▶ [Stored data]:
+---+

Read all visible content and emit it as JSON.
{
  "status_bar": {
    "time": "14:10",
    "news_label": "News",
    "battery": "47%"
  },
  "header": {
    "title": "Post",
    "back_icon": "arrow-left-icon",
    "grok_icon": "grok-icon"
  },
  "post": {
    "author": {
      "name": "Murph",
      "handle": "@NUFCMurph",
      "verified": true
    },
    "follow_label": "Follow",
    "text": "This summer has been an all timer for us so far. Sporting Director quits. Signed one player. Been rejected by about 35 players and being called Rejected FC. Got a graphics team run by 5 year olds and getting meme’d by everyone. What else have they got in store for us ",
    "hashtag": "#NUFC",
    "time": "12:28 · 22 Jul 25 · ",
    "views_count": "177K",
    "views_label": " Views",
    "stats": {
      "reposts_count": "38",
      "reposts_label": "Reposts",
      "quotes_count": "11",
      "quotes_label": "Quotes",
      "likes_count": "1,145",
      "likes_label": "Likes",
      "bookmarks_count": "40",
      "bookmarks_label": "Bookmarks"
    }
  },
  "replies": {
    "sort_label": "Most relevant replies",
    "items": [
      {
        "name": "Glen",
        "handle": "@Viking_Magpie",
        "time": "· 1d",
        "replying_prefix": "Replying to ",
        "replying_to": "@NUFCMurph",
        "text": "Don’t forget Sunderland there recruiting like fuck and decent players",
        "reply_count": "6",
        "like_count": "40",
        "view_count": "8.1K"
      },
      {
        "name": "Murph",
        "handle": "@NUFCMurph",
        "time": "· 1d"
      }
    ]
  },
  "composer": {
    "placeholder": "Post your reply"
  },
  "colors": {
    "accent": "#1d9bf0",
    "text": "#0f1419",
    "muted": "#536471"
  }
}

+---+

▶ [WHAT YOU WILL DO]: Count all lines of the data that include "icon". The answer is the number alone.

▶ [OUTPUT OF THE TASK]: 2